**WHAT NEEDS TO BE DONE:** Leave out the pictures and repeat everything else in the records exactly.
______________________________
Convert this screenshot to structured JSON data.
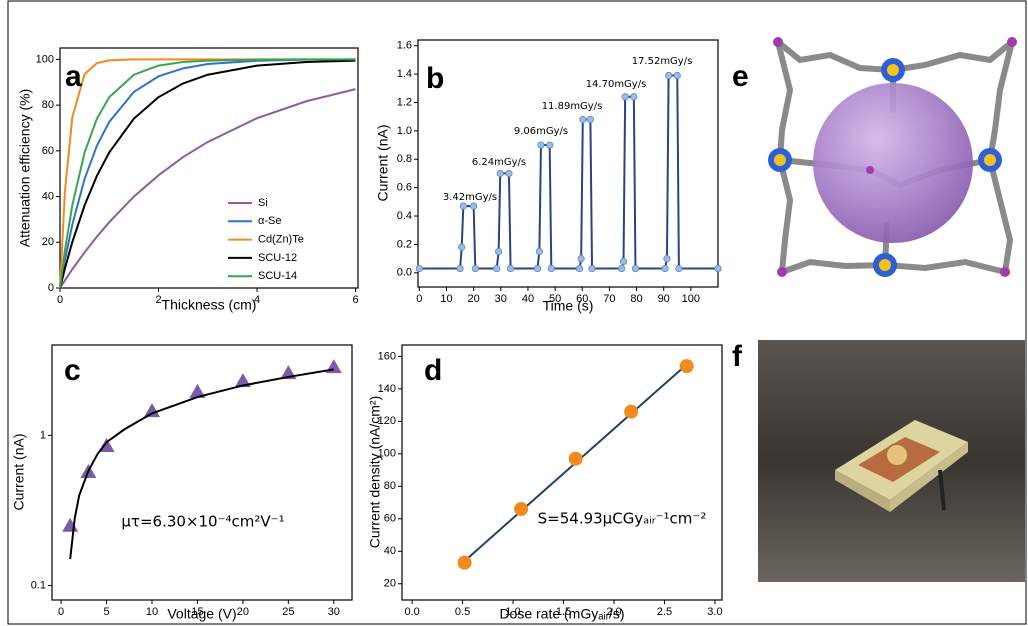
{
  "chart_data": [
    {
      "type": "line",
      "panel_label": "a",
      "xlabel": "Thickness (cm)",
      "ylabel": "Attenuation efficiency (%)",
      "x": [
        0,
        0.1,
        0.25,
        0.5,
        0.75,
        1,
        1.5,
        2,
        2.5,
        3,
        4,
        5,
        6
      ],
      "series": [
        {
          "name": "Si",
          "color": "#8e5ba6",
          "line": true,
          "values": [
            0,
            3.3,
            8.2,
            15.6,
            22.5,
            28.8,
            40.0,
            49.3,
            57.3,
            63.9,
            74.3,
            81.7,
            87.0
          ]
        },
        {
          "name": "α-Se",
          "color": "#2f74c9",
          "line": true,
          "values": [
            0,
            12.2,
            27.7,
            47.8,
            62.3,
            72.7,
            85.8,
            92.6,
            96.1,
            98.0,
            99.4,
            99.9,
            100
          ]
        },
        {
          "name": "Cd(Zn)Te",
          "color": "#f28a1e",
          "line": true,
          "values": [
            0,
            42.3,
            74.7,
            93.6,
            98.4,
            99.6,
            100,
            100,
            100,
            100,
            100,
            100,
            100
          ]
        },
        {
          "name": "SCU-12",
          "color": "#000000",
          "line": true,
          "values": [
            0,
            8.6,
            20.1,
            36.2,
            49.1,
            59.3,
            74.1,
            83.5,
            89.5,
            93.3,
            97.3,
            98.9,
            99.5
          ]
        },
        {
          "name": "SCU-14",
          "color": "#3aa64c",
          "line": true,
          "values": [
            0,
            16.5,
            36.2,
            59.3,
            74.1,
            83.5,
            93.3,
            97.3,
            98.9,
            99.5,
            99.9,
            100,
            100
          ]
        }
      ],
      "xlim": [
        0,
        6.05
      ],
      "xticks": [
        0,
        2,
        4,
        6
      ],
      "ylim": [
        0,
        105
      ],
      "yticks": [
        0,
        20,
        40,
        60,
        80,
        100
      ],
      "legend": "lower right"
    },
    {
      "type": "line",
      "panel_label": "b",
      "xlabel": "Time (s)",
      "ylabel": "Current (nA)",
      "x": [
        0,
        15,
        15.6,
        16.2,
        20,
        20.6,
        28.5,
        29.2,
        29.8,
        33,
        33.6,
        43.5,
        44.2,
        44.8,
        48,
        48.6,
        59,
        59.6,
        60.2,
        63,
        63.6,
        74.5,
        75.2,
        75.8,
        79,
        79.6,
        90.5,
        91.2,
        91.8,
        95,
        95.6,
        110
      ],
      "series": [
        {
          "color": "#27457f",
          "marker": "circle",
          "marker_color": "#9bbbe8",
          "line": true,
          "values": [
            0.03,
            0.03,
            0.18,
            0.47,
            0.47,
            0.03,
            0.03,
            0.15,
            0.7,
            0.7,
            0.03,
            0.03,
            0.15,
            0.9,
            0.9,
            0.03,
            0.03,
            0.1,
            1.08,
            1.08,
            0.03,
            0.03,
            0.08,
            1.24,
            1.24,
            0.03,
            0.03,
            0.1,
            1.39,
            1.39,
            0.03,
            0.03
          ]
        }
      ],
      "annotations": [
        "3.42mGy/s",
        "6.24mGy/s",
        "9.06mGy/s",
        "11.89mGy/s",
        "14.70mGy/s",
        "17.52mGy/s"
      ],
      "xlim": [
        -0.5,
        110
      ],
      "xticks": [
        0,
        10,
        20,
        30,
        40,
        50,
        60,
        70,
        80,
        90,
        100
      ],
      "ylim": [
        -0.1,
        1.64
      ],
      "yticks": [
        {
          "value": 0,
          "label": "0.0"
        },
        0.2,
        0.4,
        0.6,
        0.8,
        {
          "value": 1,
          "label": "1.0"
        },
        1.2,
        1.4,
        1.6
      ]
    },
    {
      "type": "scatter",
      "panel_label": "c",
      "xlabel": "Voltage (V)",
      "ylabel": "Current (nA)",
      "series": [
        {
          "color": "#7b5ba8",
          "marker": "triangle",
          "line": false,
          "x": [
            1,
            3,
            5,
            10,
            15,
            20,
            25,
            30
          ],
          "values": [
            0.25,
            0.57,
            0.85,
            1.45,
            1.95,
            2.3,
            2.6,
            2.85
          ]
        },
        {
          "color": "#000000",
          "line": true,
          "x": [
            1,
            1.5,
            2,
            3,
            4,
            5,
            7,
            10,
            15,
            20,
            25,
            30
          ],
          "values": [
            0.15,
            0.28,
            0.4,
            0.58,
            0.75,
            0.9,
            1.1,
            1.4,
            1.8,
            2.15,
            2.45,
            2.75
          ]
        }
      ],
      "annotations": [
        "μτ=6.30×10⁻⁴cm²V⁻¹"
      ],
      "xlim": [
        -1,
        32
      ],
      "xticks": [
        0,
        5,
        10,
        15,
        20,
        25,
        30
      ],
      "ylog": true,
      "ylim": [
        0.08,
        4
      ],
      "yticks": [
        0.1,
        1
      ]
    },
    {
      "type": "scatter",
      "panel_label": "d",
      "xlabel": "Dose rate (mGyₐᵢᵣ/s)",
      "ylabel": "Current density (nA/cm²)",
      "series": [
        {
          "color": "#1f3f6e",
          "line": true,
          "x": [
            0.52,
            2.72
          ],
          "values": [
            34,
            155
          ]
        },
        {
          "color": "#f28a1e",
          "marker": "circle",
          "marker_color": "#f28a1e",
          "line": false,
          "x": [
            0.52,
            1.08,
            1.62,
            2.17,
            2.72
          ],
          "values": [
            33,
            66,
            97,
            126,
            154
          ]
        }
      ],
      "annotations": [
        "S=54.93μCGyₐᵢᵣ⁻¹cm⁻²"
      ],
      "xlim": [
        -0.1,
        3.07
      ],
      "xticks": [
        {
          "value": 0,
          "label": "0.0"
        },
        0.5,
        {
          "value": 1,
          "label": "1.0"
        },
        1.5,
        {
          "value": 2,
          "label": "2.0"
        },
        2.5,
        {
          "value": 3,
          "label": "3.0"
        }
      ],
      "ylim": [
        10,
        167
      ],
      "yticks": [
        20,
        40,
        60,
        80,
        100,
        120,
        140,
        160
      ]
    }
  ],
  "images": [
    {
      "panel_label": "e"
    },
    {
      "panel_label": "f"
    }
  ]
}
______________________________
**FINAL RESULT:**
Convert this screenshot to structured JSON data.
{
  "chart_data": [
    {
      "type": "line",
      "panel_label": "a",
      "xlabel": "Thickness (cm)",
      "ylabel": "Attenuation efficiency (%)",
      "x": [
        0,
        0.1,
        0.25,
        0.5,
        0.75,
        1,
        1.5,
        2,
        2.5,
        3,
        4,
        5,
        6
      ],
      "series": [
        {
          "name": "Si",
          "color": "#8e5ba6",
          "line": true,
          "values": [
            0,
            3.3,
            8.2,
            15.6,
            22.5,
            28.8,
            40.0,
            49.3,
            57.3,
            63.9,
            74.3,
            81.7,
            87.0
          ]
        },
        {
          "name": "α-Se",
          "color": "#2f74c9",
          "line": true,
          "values": [
            0,
            12.2,
            27.7,
            47.8,
            62.3,
            72.7,
            85.8,
            92.6,
            96.1,
            98.0,
            99.4,
            99.9,
            100
          ]
        },
        {
          "name": "Cd(Zn)Te",
          "color": "#f28a1e",
          "line": true,
          "values": [
            0,
            42.3,
            74.7,
            93.6,
            98.4,
            99.6,
            100,
            100,
            100,
            100,
            100,
            100,
            100
          ]
        },
        {
          "name": "SCU-12",
          "color": "#000000",
          "line": true,
          "values": [
            0,
            8.6,
            20.1,
            36.2,
            49.1,
            59.3,
            74.1,
            83.5,
            89.5,
            93.3,
            97.3,
            98.9,
            99.5
          ]
        },
        {
          "name": "SCU-14",
          "color": "#3aa64c",
          "line": true,
          "values": [
            0,
            16.5,
            36.2,
            59.3,
            74.1,
            83.5,
            93.3,
            97.3,
            98.9,
            99.5,
            99.9,
            100,
            100
          ]
        }
      ],
      "xlim": [
        0,
        6.05
      ],
      "xticks": [
        0,
        2,
        4,
        6
      ],
      "ylim": [
        0,
        105
      ],
      "yticks": [
        0,
        20,
        40,
        60,
        80,
        100
      ],
      "legend": "lower right"
    },
    {
      "type": "line",
      "panel_label": "b",
      "xlabel": "Time (s)",
      "ylabel": "Current (nA)",
      "x": [
        0,
        15,
        15.6,
        16.2,
        20,
        20.6,
        28.5,
        29.2,
        29.8,
        33,
        33.6,
        43.5,
        44.2,
        44.8,
        48,
        48.6,
        59,
        59.6,
        60.2,
        63,
        63.6,
        74.5,
        75.2,
        75.8,
        79,
        79.6,
        90.5,
        91.2,
        91.8,
        95,
        95.6,
        110
      ],
      "series": [
        {
          "color": "#27457f",
          "marker": "circle",
          "marker_color": "#9bbbe8",
          "line": true,
          "values": [
            0.03,
            0.03,
            0.18,
            0.47,
            0.47,
            0.03,
            0.03,
            0.15,
            0.7,
            0.7,
            0.03,
            0.03,
            0.15,
            0.9,
            0.9,
            0.03,
            0.03,
            0.1,
            1.08,
            1.08,
            0.03,
            0.03,
            0.08,
            1.24,
            1.24,
            0.03,
            0.03,
            0.1,
            1.39,
            1.39,
            0.03,
            0.03
          ]
        }
      ],
      "annotations": [
        "3.42mGy/s",
        "6.24mGy/s",
        "9.06mGy/s",
        "11.89mGy/s",
        "14.70mGy/s",
        "17.52mGy/s"
      ],
      "xlim": [
        -0.5,
        110
      ],
      "xticks": [
        0,
        10,
        20,
        30,
        40,
        50,
        60,
        70,
        80,
        90,
        100
      ],
      "ylim": [
        -0.1,
        1.64
      ],
      "yticks": [
        {
          "value": 0,
          "label": "0.0"
        },
        0.2,
        0.4,
        0.6,
        0.8,
        {
          "value": 1,
          "label": "1.0"
        },
        1.2,
        1.4,
        1.6
      ]
    },
    {
      "type": "scatter",
      "panel_label": "c",
      "xlabel": "Voltage (V)",
      "ylabel": "Current (nA)",
      "series": [
        {
          "color": "#7b5ba8",
          "marker": "triangle",
          "line": false,
          "x": [
            1,
            3,
            5,
            10,
            15,
            20,
            25,
            30
          ],
          "values": [
            0.25,
            0.57,
            0.85,
            1.45,
            1.95,
            2.3,
            2.6,
            2.85
          ]
        },
        {
          "color": "#000000",
          "line": true,
          "x": [
            1,
            1.5,
            2,
            3,
            4,
            5,
            7,
            10,
            15,
            20,
            25,
            30
          ],
          "values": [
            0.15,
            0.28,
            0.4,
            0.58,
            0.75,
            0.9,
            1.1,
            1.4,
            1.8,
            2.15,
            2.45,
            2.75
          ]
        }
      ],
      "annotations": [
        "μτ=6.30×10⁻⁴cm²V⁻¹"
      ],
      "xlim": [
        -1,
        32
      ],
      "xticks": [
        0,
        5,
        10,
        15,
        20,
        25,
        30
      ],
      "ylog": true,
      "ylim": [
        0.08,
        4
      ],
      "yticks": [
        0.1,
        1
      ]
    },
    {
      "type": "scatter",
      "panel_label": "d",
      "xlabel": "Dose rate (mGyₐᵢᵣ/s)",
      "ylabel": "Current density (nA/cm²)",
      "series": [
        {
          "color": "#1f3f6e",
          "line": true,
          "x": [
            0.52,
            2.72
          ],
          "values": [
            34,
            155
          ]
        },
        {
          "color": "#f28a1e",
          "marker": "circle",
          "marker_color": "#f28a1e",
          "line": false,
          "x": [
            0.52,
            1.08,
            1.62,
            2.17,
            2.72
          ],
          "values": [
            33,
            66,
            97,
            126,
            154
          ]
        }
      ],
      "annotations": [
        "S=54.93μCGyₐᵢᵣ⁻¹cm⁻²"
      ],
      "xlim": [
        -0.1,
        3.07
      ],
      "xticks": [
        {
          "value": 0,
          "label": "0.0"
        },
        0.5,
        {
          "value": 1,
          "label": "1.0"
        },
        1.5,
        {
          "value": 2,
          "label": "2.0"
        },
        2.5,
        {
          "value": 3,
          "label": "3.0"
        }
      ],
      "ylim": [
        10,
        167
      ],
      "yticks": [
        20,
        40,
        60,
        80,
        100,
        120,
        140,
        160
      ]
    }
  ],
  "images": [
    {
      "panel_label": "e"
    },
    {
      "panel_label": "f"
    }
  ]
}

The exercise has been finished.